* Document extract *
++++++++++

Pearl is held down in shackles by her home life. Her mother, Ruth, forces her to conform to her role as a woman, telling her to just “make the most from what [she] has.” She’s forced to confide in farm life without any means of ventilating her dreams or frustrations. This is why her relationship with The Projectionist is so crucial.

The Projectionist is supposed to represent masculinity whereas Pearl represents femininity. He takes advantage of her dreams and her wishes. By giving Pearl an outlet to vent her frustrations, they establish a bond of trust. But as we see later in the film, she’s so closeted that any form of backlash is seen as a “betrayal” to her. Her outlet to love is cut when she feels conflicted. 

In this sense, Pearl serves as a critique of feminine social roles. Ruth hangs Pearl’s role around the farm in front of her, while also disallowing her the room to experiment with her own life. It is this sort of oppression that creates the main message of Pearl. It allows the final shot of the film, the still three minutes of Pearl’s distorted face, to carry such weight. She has allowed her mother to win. All she ever wanted was some sort of love, and now she believes the only way to gain that love is through conforming herself to the ‘role’ given to her. It is heartbreaking, it is bleak, but it is narratively cohesive. 

Mia Goth, as she appears in the titular role.


From a technological and narrative standpoint, Pearl is a knockout. However, it would be a mutiny to write about it and not mention the most prominent highlight: Mia Goth. 

On a personal note, I have been closely watching Goth’s career for quite some time. I enjoyed her in films like Marrowbone (2017) and Emma. (2020), however, it always felt like she was overshadowed by her co-stars. In X and especially Pearl, however, Goth completely steals the show on every fundamental level. 

A role like this is a monumental task. In just one character Goth has to balance innocence, insanity, shyness, anger, fear, anxiety, and acceptance all in one 100-minute feature. To put it simply, she is able to demonstrate a ridiculous range in just one role. It feels extremely reminiscent of some of the more unique roles of classic actresses like Bette Davis.

A highlight of Goth for me is the audition scene. Happiness is a rare emotion in this film, and to see it portrayed in such a twisted and disorganized way was captivating. Then, when she’s predictably rejected, her cries of agony are disheartening. She screams “Please, I’m a star!” before pleading “help me!” which makes me wonder if her goal was really to become a movie star or rather escape her traumatic past. 

The standout scene for Goth is her eight-minute monologue to Mitsy. An enormous amount of exposition for Pearl’s marriage to Howard, her regrets of coming from a lower-income family, and her enjoyment of murdering others is dumped onto the audience and I fully believe that the only reason why it works is Goth’s performance. This scene is one of the few times where Pearl is seemingly calm and yet the things she is saying are abhorrent. It creates a disgusting contrast, and it is brilliant. 

There are some minor inconsistencies I have with Pearl, despite the multitude of highlights. Most of it consists of what I consider to be missed opportunities, like the character of Mitsy.

I thought there should’ve been more emphasis on how Mitsy and Pearl contrast, and without that emphasis, I feel like her death does not carry substantial weight. Mitsy has a relatively smaller role in this film, and a much larger part could benefit some of the film’s themes. 

Besides a tiny hiccup, Pearl is a blissful knockout. It manages to completely outshine its predecessor, X, in several ways. The cinematography is swift and mobile, the color is vibrant, the soundtrack is bombastic yet eerie, the performances are delightful, and the story is almost airtight. This is a movie I see myself revisiting.

++++++++++

* Tasks and exercises *
(a) Answer these questions from the review of Pearl:
(i) What is the name of Pearl's mother?
(ii) How long is the still final shot of Pearl's distorted face?
(iii) How long is Goth's monologue to Mitsy?
(b) Does each statement agree with the review of Pearl? Give yes or no for each, with the deciding words quoted from the review.
(i) The reviewer thinks Pearl outshines its predecessor, X.
(ii) Mitsy has a large role in the film.
(iii) Pearl is accepted at her audition.
(c) Set down the stretch of the review of Pearl from "In this sense, Pearl" through "highlight: Mia Goth.", word for word.
The entries that come next aren't needed for anything here.

* Provided material *
++++++++++

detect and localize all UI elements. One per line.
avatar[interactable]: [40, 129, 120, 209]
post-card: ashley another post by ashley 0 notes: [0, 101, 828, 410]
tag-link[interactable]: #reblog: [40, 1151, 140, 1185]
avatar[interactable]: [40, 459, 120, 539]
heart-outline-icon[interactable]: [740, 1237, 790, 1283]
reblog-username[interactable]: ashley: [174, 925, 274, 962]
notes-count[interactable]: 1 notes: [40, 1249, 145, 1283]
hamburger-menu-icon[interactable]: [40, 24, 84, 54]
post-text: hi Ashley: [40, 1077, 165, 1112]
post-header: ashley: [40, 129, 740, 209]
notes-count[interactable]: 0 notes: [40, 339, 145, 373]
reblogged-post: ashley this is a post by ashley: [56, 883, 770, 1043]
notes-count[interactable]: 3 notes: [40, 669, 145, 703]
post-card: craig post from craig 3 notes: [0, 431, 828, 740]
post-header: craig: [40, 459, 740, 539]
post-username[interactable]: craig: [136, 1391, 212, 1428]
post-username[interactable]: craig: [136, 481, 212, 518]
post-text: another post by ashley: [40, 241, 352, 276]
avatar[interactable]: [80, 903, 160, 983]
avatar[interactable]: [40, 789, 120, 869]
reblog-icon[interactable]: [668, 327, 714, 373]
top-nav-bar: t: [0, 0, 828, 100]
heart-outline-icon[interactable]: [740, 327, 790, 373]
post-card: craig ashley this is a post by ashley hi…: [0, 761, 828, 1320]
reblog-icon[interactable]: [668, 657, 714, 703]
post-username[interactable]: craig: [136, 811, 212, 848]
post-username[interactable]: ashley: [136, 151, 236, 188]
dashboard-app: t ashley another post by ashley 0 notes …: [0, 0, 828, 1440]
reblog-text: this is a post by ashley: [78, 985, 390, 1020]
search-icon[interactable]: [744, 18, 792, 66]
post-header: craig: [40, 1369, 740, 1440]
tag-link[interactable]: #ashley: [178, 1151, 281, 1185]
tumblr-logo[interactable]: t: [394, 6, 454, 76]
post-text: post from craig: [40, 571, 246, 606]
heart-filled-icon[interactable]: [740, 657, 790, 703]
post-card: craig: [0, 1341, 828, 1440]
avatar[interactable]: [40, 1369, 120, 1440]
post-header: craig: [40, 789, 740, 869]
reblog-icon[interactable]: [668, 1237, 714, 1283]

++++++++++

* Solved problems *
(a)
(i) Ruth
(ii) Three minutes
(iii) Eight minutes

(b)
(i) Yes: "It manages to completely outshine its predecessor, X, in several ways."
(ii) No: "Mitsy has a relatively smaller role in this film"
(iii) No: "when she’s predictably rejected"

(c)
In this sense, Pearl serves as a critique of feminine social roles. Ruth hangs Pearl’s role around the farm in front of her, while also disallowing her the room to experiment with her own life. It is this sort of oppression that creates the main message of Pearl. It allows the final shot of the film, the still three minutes of Pearl’s distorted face, to carry such weight. She has allowed her mother to win. All she ever wanted was some sort of love, and now she believes the only way to gain that love is through conforming herself to the ‘role’ given to her. It is heartbreaking, it is bleak, but it is narratively cohesive. 

Mia Goth, as she appears in the titular role.


From a technological and narrative standpoint, Pearl is a knockout. However, it would be a mutiny to write about it and not mention the most prominent highlight: Mia Goth.